Entries with figure data:
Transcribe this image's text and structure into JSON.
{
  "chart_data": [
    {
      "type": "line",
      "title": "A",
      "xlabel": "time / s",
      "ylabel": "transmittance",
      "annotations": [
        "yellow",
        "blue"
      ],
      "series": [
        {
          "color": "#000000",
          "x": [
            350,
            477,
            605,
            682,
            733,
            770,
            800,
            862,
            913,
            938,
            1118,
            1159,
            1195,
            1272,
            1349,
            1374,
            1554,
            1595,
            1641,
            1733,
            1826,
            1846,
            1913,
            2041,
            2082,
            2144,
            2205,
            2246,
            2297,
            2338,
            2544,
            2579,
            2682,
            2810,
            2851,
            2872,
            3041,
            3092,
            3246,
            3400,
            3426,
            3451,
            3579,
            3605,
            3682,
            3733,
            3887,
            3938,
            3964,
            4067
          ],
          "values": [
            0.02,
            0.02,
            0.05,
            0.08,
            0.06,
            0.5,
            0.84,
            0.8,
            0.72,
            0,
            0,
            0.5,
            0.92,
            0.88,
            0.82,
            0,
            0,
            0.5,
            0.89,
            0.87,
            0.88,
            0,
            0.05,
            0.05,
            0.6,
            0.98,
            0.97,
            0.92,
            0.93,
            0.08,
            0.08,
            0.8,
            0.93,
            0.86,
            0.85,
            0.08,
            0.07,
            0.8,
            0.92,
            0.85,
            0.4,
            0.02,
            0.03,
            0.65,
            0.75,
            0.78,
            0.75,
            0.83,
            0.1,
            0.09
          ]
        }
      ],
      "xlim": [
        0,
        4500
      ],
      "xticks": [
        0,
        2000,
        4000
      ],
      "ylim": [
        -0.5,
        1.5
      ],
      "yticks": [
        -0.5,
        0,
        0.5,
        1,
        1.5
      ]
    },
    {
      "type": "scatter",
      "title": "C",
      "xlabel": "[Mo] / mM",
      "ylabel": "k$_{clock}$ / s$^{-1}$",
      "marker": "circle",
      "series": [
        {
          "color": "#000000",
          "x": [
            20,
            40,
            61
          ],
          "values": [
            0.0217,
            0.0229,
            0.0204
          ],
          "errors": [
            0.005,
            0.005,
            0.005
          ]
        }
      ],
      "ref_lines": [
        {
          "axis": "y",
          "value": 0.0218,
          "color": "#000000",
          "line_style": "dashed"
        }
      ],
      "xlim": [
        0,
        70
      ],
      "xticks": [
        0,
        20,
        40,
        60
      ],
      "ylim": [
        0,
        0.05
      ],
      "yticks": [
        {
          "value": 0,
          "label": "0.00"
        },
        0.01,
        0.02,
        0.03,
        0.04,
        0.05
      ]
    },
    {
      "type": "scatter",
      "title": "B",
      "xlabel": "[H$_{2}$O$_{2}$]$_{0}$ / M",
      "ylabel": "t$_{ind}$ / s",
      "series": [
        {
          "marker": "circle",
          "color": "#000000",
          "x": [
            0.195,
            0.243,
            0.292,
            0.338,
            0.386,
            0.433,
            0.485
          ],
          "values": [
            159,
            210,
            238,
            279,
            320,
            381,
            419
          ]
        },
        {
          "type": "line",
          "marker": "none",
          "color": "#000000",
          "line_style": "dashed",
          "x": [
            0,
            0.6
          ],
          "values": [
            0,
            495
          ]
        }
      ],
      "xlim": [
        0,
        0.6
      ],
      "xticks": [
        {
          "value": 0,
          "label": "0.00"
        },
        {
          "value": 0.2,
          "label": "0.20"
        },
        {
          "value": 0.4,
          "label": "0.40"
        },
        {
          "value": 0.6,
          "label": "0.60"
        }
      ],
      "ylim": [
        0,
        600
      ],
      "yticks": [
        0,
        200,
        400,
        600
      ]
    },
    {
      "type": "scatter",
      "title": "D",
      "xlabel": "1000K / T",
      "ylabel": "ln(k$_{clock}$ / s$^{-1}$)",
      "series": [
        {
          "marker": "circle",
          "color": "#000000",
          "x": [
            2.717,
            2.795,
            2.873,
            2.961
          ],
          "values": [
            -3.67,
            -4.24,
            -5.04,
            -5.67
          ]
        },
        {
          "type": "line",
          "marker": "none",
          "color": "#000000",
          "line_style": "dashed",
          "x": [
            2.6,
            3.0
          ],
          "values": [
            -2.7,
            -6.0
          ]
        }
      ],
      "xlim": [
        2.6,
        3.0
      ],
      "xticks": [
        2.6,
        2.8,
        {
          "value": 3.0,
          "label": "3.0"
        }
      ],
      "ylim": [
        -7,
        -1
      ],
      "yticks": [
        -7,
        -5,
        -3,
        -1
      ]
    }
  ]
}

[GOAL OF THE EXERCISE] Print the whole listing exactly as it is.

[COMPLETE ANSWER]
Transcribe this image's text and structure into JSON.
{
  "chart_data": [
    {
      "type": "line",
      "title": "A",
      "xlabel": "time / s",
      "ylabel": "transmittance",
      "annotations": [
        "yellow",
        "blue"
      ],
      "series": [
        {
          "color": "#000000",
          "x": [
            350,
            477,
            605,
            682,
            733,
            770,
            800,
            862,
            913,
            938,
            1118,
            1159,
            1195,
            1272,
            1349,
            1374,
            1554,
            1595,
            1641,
            1733,
            1826,
            1846,
            1913,
            2041,
            2082,
            2144,
            2205,
            2246,
            2297,
            2338,
            2544,
            2579,
            2682,
            2810,
            2851,
            2872,
            3041,
            3092,
            3246,
            3400,
            3426,
            3451,
            3579,
            3605,
            3682,
            3733,
            3887,
            3938,
            3964,
            4067
          ],
          "values": [
            0.02,
            0.02,
            0.05,
            0.08,
            0.06,
            0.5,
            0.84,
            0.8,
            0.72,
            0,
            0,
            0.5,
            0.92,
            0.88,
            0.82,
            0,
            0,
            0.5,
            0.89,
            0.87,
            0.88,
            0,
            0.05,
            0.05,
            0.6,
            0.98,
            0.97,
            0.92,
            0.93,
            0.08,
            0.08,
            0.8,
            0.93,
            0.86,
            0.85,
            0.08,
            0.07,
            0.8,
            0.92,
            0.85,
            0.4,
            0.02,
            0.03,
            0.65,
            0.75,
            0.78,
            0.75,
            0.83,
            0.1,
            0.09
          ]
        }
      ],
      "xlim": [
        0,
        4500
      ],
      "xticks": [
        0,
        2000,
        4000
      ],
      "ylim": [
        -0.5,
        1.5
      ],
      "yticks": [
        -0.5,
        0,
        0.5,
        1,
        1.5
      ]
    },
    {
      "type": "scatter",
      "title": "C",
      "xlabel": "[Mo] / mM",
      "ylabel": "k$_{clock}$ / s$^{-1}$",
      "marker": "circle",
      "series": [
        {
          "color": "#000000",
          "x": [
            20,
            40,
            61
          ],
          "values": [
            0.0217,
            0.0229,
            0.0204
          ],
          "errors": [
            0.005,
            0.005,
            0.005
          ]
        }
      ],
      "ref_lines": [
        {
          "axis": "y",
          "value": 0.0218,
          "color": "#000000",
          "line_style": "dashed"
        }
      ],
      "xlim": [
        0,
        70
      ],
      "xticks": [
        0,
        20,
        40,
        60
      ],
      "ylim": [
        0,
        0.05
      ],
      "yticks": [
        {
          "value": 0,
          "label": "0.00"
        },
        0.01,
        0.02,
        0.03,
        0.04,
        0.05
      ]
    },
    {
      "type": "scatter",
      "title": "B",
      "xlabel": "[H$_{2}$O$_{2}$]$_{0}$ / M",
      "ylabel": "t$_{ind}$ / s",
      "series": [
        {
          "marker": "circle",
          "color": "#000000",
          "x": [
            0.195,
            0.243,
            0.292,
            0.338,
            0.386,
            0.433,
            0.485
          ],
          "values": [
            159,
            210,
            238,
            279,
            320,
            381,
            419
          ]
        },
        {
          "type": "line",
          "marker": "none",
          "color": "#000000",
          "line_style": "dashed",
          "x": [
            0,
            0.6
          ],
          "values": [
            0,
            495
          ]
        }
      ],
      "xlim": [
        0,
        0.6
      ],
      "xticks": [
        {
          "value": 0,
          "label": "0.00"
        },
        {
          "value": 0.2,
          "label": "0.20"
        },
        {
          "value": 0.4,
          "label": "0.40"
        },
        {
          "value": 0.6,
          "label": "0.60"
        }
      ],
      "ylim": [
        0,
        600
      ],
      "yticks": [
        0,
        200,
        400,
        600
      ]
    },
    {
      "type": "scatter",
      "title": "D",
      "xlabel": "1000K / T",
      "ylabel": "ln(k$_{clock}$ / s$^{-1}$)",
      "series": [
        {
          "marker": "circle",
          "color": "#000000",
          "x": [
            2.717,
            2.795,
            2.873,
            2.961
          ],
          "values": [
            -3.67,
            -4.24,
            -5.04,
            -5.67
          ]
        },
        {
          "type": "line",
          "marker": "none",
          "color": "#000000",
          "line_style": "dashed",
          "x": [
            2.6,
            3.0
          ],
          "values": [
            -2.7,
            -6.0
          ]
        }
      ],
      "xlim": [
        2.6,
        3.0
      ],
      "xticks": [
        2.6,
        2.8,
        {
          "value": 3.0,
          "label": "3.0"
        }
      ],
      "ylim": [
        -7,
        -1
      ],
      "yticks": [
        -7,
        -5,
        -3,
        -1
      ]
    }
  ]
}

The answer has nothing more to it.